» **Work to do**
Go through the records and copy each line where the word "name" occurs.

Source data:
:::

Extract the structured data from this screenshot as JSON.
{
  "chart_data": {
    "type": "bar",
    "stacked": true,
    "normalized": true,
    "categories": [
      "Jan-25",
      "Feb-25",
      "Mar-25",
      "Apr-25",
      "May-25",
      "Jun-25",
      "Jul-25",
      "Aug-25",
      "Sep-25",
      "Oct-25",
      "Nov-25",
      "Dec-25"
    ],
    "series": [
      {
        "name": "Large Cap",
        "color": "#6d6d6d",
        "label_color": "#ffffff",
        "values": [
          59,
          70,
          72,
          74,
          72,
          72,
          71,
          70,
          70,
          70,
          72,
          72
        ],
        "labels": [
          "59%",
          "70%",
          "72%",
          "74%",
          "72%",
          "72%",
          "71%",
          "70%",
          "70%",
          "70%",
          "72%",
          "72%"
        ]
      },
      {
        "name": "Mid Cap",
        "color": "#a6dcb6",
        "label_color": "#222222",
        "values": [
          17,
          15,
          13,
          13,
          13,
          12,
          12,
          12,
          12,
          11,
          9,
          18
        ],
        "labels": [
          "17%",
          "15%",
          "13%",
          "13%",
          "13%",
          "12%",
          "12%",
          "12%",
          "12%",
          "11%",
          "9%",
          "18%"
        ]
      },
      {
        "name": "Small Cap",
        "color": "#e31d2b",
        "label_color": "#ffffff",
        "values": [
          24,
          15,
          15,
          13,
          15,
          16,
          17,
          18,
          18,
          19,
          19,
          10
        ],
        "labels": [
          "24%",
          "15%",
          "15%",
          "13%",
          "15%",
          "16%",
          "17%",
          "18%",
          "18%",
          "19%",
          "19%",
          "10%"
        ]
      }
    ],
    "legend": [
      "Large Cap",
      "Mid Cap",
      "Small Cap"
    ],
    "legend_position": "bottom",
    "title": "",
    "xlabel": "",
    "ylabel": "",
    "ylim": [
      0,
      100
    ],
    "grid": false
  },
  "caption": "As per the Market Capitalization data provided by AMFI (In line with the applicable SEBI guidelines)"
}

:::

» **Finished exercise**
        "name": "Large Cap",
        "name": "Mid Cap",
        "name": "Small Cap",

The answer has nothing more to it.